◆ EXERCISE AIM ◆
From the data that follows, copy every line holding the string "group".

[START RECORDS PROVIDED]

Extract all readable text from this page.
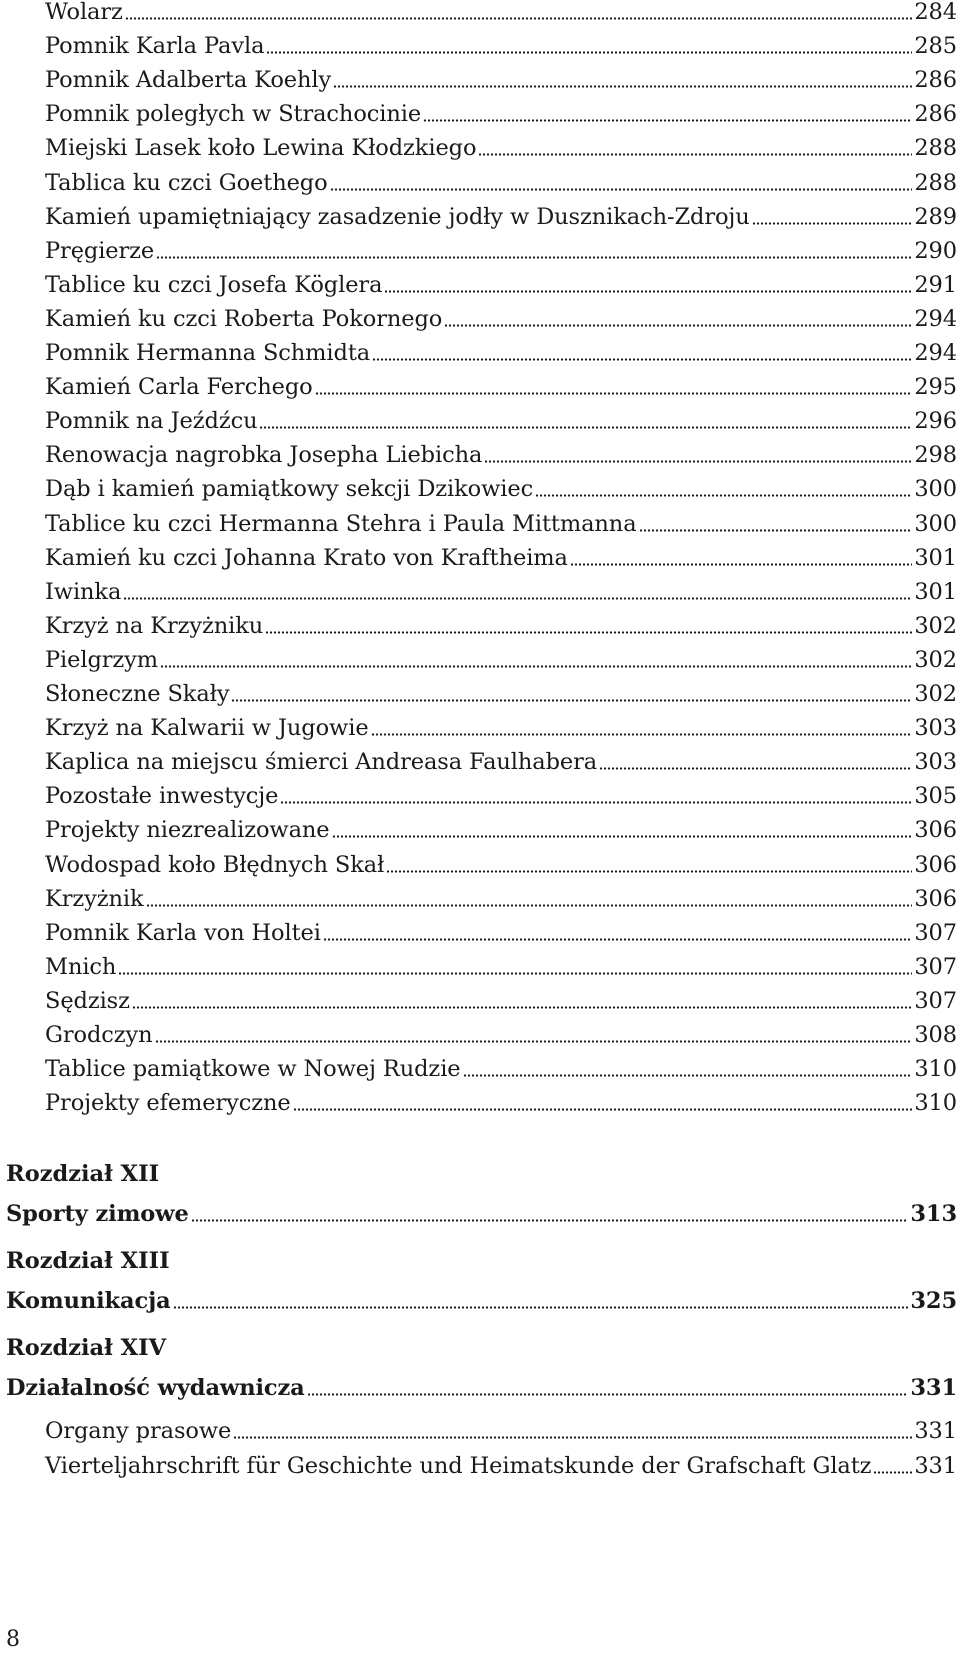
Wolarz	284
Pomnik Karla Pavla	285
Pomnik Adalberta Koehly	286
Pomnik poległych w Strachocinie	286
Miejski Lasek koło Lewina Kłodzkiego	288
Tablica ku czci Goethego	288
Kamień upamiętniający zasadzenie jodły w Dusznikach-Zdroju	289
Pręgierze	290
Tablice ku czci Josefa Köglera	291
Kamień ku czci Roberta Pokornego	294
Pomnik Hermanna Schmidta	294
Kamień Carla Ferchego	295
Pomnik na Jeźdźcu	296
Renowacja nagrobka Josepha Liebicha	298
Dąb i kamień pamiątkowy sekcji Dzikowiec	300
Tablice ku czci Hermanna Stehra i Paula Mittmanna	300
Kamień ku czci Johanna Krato von Kraftheima	301
Iwinka	301
Krzyż na Krzyżniku	302
Pielgrzym	302
Słoneczne Skały	302
Krzyż na Kalwarii w Jugowie	303
Kaplica na miejscu śmierci Andreasa Faulhabera	303
Pozostałe inwestycje	305
Projekty niezrealizowane	306
Wodospad koło Błędnych Skał	306
Krzyżnik	306
Pomnik Karla von Holtei	307
Mnich	307
Sędzisz	307
Grodczyn	308
Tablice pamiątkowe w Nowej Rudzie	310
Projekty efemeryczne	310
Rozdział XII
Sporty zimowe	313
Rozdział XIII
Komunikacja	325
Rozdział XIV
Działalność wydawnicza	331
Organy prasowe	331
Vierteljahrschrift für Geschichte und Heimatskunde der Grafschaft Glatz 331
8
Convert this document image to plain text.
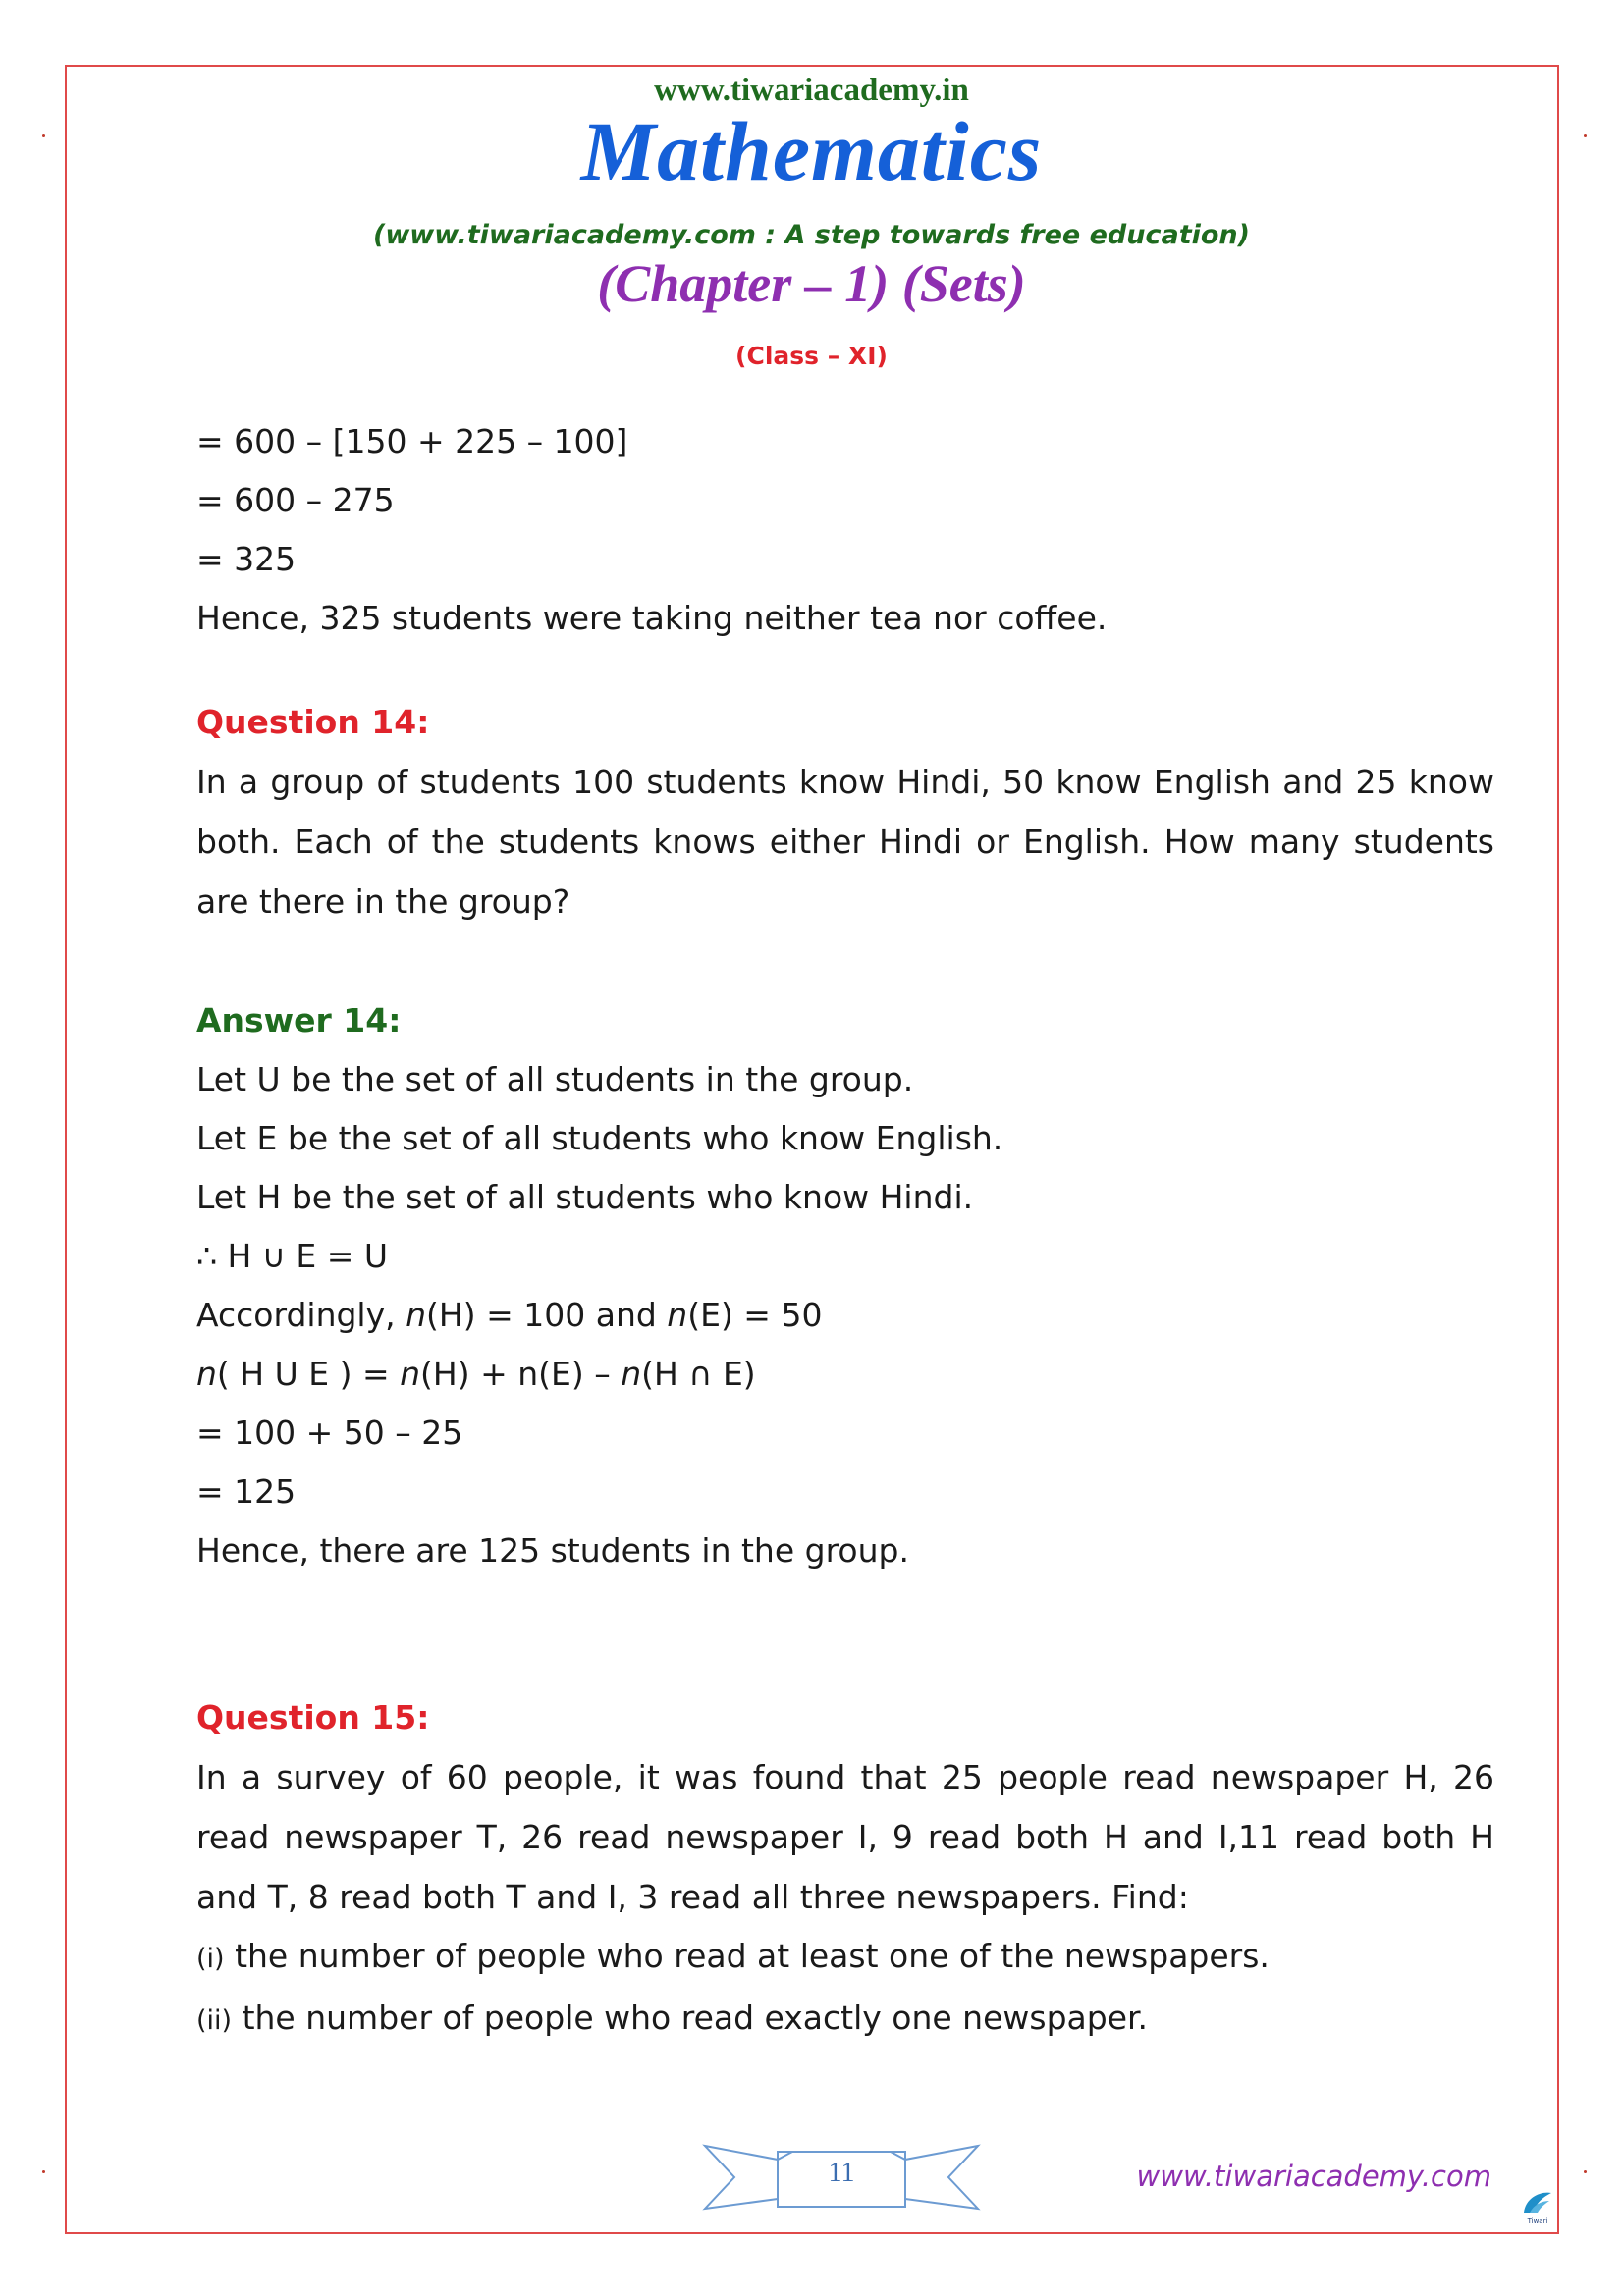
www.tiwariacademy.in
Mathematics
(www.tiwariacademy.com : A step towards free education)
(Chapter – 1) (Sets)
(Class – XI)
= 600 – [150 + 225 – 100]
= 600 – 275
= 325
Hence, 325 students were taking neither tea nor coffee.
Question 14:
In a group of students 100 students know Hindi, 50 know English and 25 know both. Each of the students knows either Hindi or English. How many students are there in the group?
Answer 14:
Let U be the set of all students in the group.
Let E be the set of all students who know English.
Let H be the set of all students who know Hindi.
∴ H ∪ E = U
Accordingly, n(H) = 100 and n(E) = 50
n( H U E ) = n(H) + n(E) – n(H ∩ E)
= 100 + 50 – 25
= 125
Hence, there are 125 students in the group.
Question 15:
In a survey of 60 people, it was found that 25 people read newspaper H, 26 read newspaper T, 26 read newspaper I, 9 read both H and I,11 read both H and T, 8 read both T and I, 3 read all three newspapers. Find:
(i) the number of people who read at least one of the newspapers.
(ii) the number of people who read exactly one newspaper.
11	www.tiwariacademy.com
Tiwari
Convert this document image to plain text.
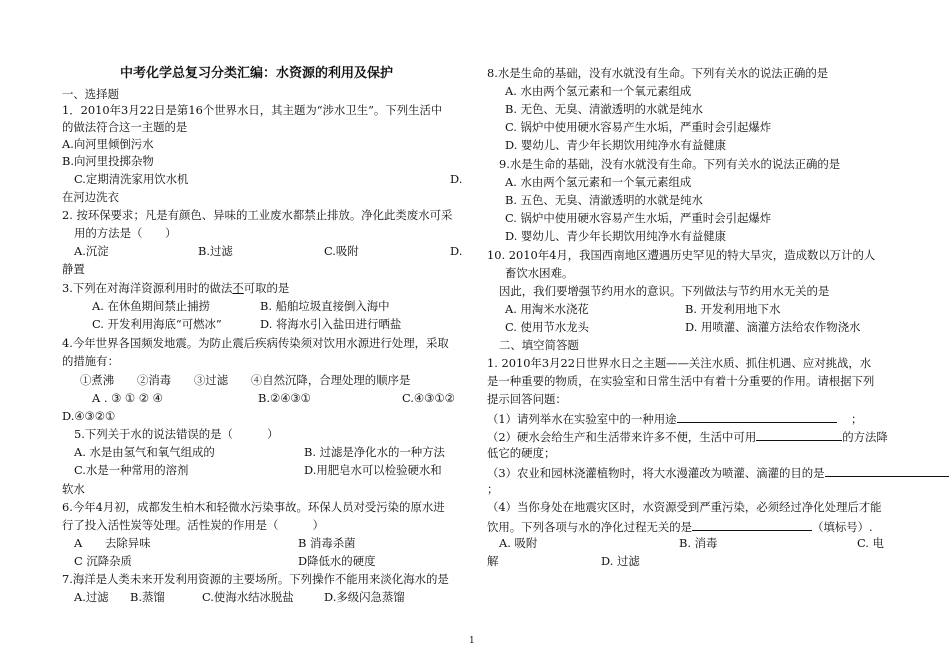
中考化学总复习分类汇编：水资源的利用及保护
一、选择题
1．2010年3月22日是第16个世界水日，其主题为“涉水卫生”。下列生活中
的做法符合这一主题的是
A.向河里倾倒污水
B.向河里投掷杂物
C.定期清洗家用饮水机	D.
在河边洗衣
2. 按环保要求；凡是有颜色、异味的工业废水都禁止排放。净化此类废水可采
用的方法是（　　）
A.沉淀	B.过滤	C.吸附	D.
静置
3.下列在对海洋资源利用时的做法不可取的是
A. 在休鱼期间禁止捕捞	B. 船舶垃圾直接倒入海中
C. 开发利用海底“可燃冰”	D. 将海水引入盐田进行晒盐
4.今年世界各国频发地震。为防止震后疾病传染须对饮用水源进行处理，采取
的措施有：
①煮沸　　②消毒　　③过滤　　④自然沉降，合理处理的顺序是
A . ③ ① ② ④	B.②④③①	C.④③①②
D.④③②①
5.下列关于水的说法错误的是（　　　）
A. 水是由氢气和氧气组成的	B. 过滤是净化水的一种方法
C.水是一种常用的溶剂	D.用肥皂水可以检验硬水和
软水
6.今年4月初，成都发生柏木和轻微水污染事故。环保人员对受污染的原水进
行了投入活性炭等处理。活性炭的作用是（　　　）
A　　去除异味	B 消毒杀菌
C 沉降杂质	D降低水的硬度
7.海洋是人类未来开发利用资源的主要场所。下列操作不能用来淡化海水的是
A.过滤 B.蒸馏	C.使海水结冰脱盐	D.多级闪急蒸馏
8.水是生命的基础，没有水就没有生命。下列有关水的说法正确的是
A. 水由两个氢元素和一个氧元素组成
B. 无色、无臭、清澈透明的水就是纯水
C. 锅炉中使用硬水容易产生水垢，严重时会引起爆炸
D. 婴幼儿、青少年长期饮用纯净水有益健康
9.水是生命的基础，没有水就没有生命。下列有关水的说法正确的是
A. 水由两个氢元素和一个氧元素组成
B. 五色、无臭、清澈透明的水就是纯水
C. 锅炉中使用硬水容易产生水垢，严重时会引起爆炸
D. 婴幼儿、青少年长期饮用纯净水有益健康
10. 2010年4月，我国西南地区遭遇历史罕见的特大旱灾，造成数以万计的人
畜饮水困难。
因此，我们要增强节约用水的意识。下列做法与节约用水无关的是
A. 用淘米水浇花	B. 开发利用地下水
C. 使用节水龙头	D. 用喷灌、滴灌方法给农作物浇水
二、填空简答题
1. 2010年3月22日世界水日之主题——关注水质、抓住机遇、应对挑战，水
是一种重要的物质，在实验室和日常生活中有着十分重要的作用。请根据下列
提示回答问题：
（1）请列举水在实验室中的一种用途	；
（2）硬水会给生产和生活带来许多不便，生活中可用	的方法降
低它的硬度；
（3）农业和园林浇灌植物时，将大水漫灌改为喷灌、滴灌的目的是
；
（4）当你身处在地震灾区时，水资源受到严重污染，必须经过净化处理后才能
饮用。下列各项与水的净化过程无关的是	（填标号）.
A. 吸附	B. 消毒	C. 电
解	D. 过滤
1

[END RECORDS PROVIDED]

◆ TASK RESULT ◆
In a group of students 100 students know Hindi, 50 know English and 25 know both. Each of the students knows either Hindi or English. How many students are there in the group?
Let U be the set of all students in the group.
Hence, there are 125 students in the group.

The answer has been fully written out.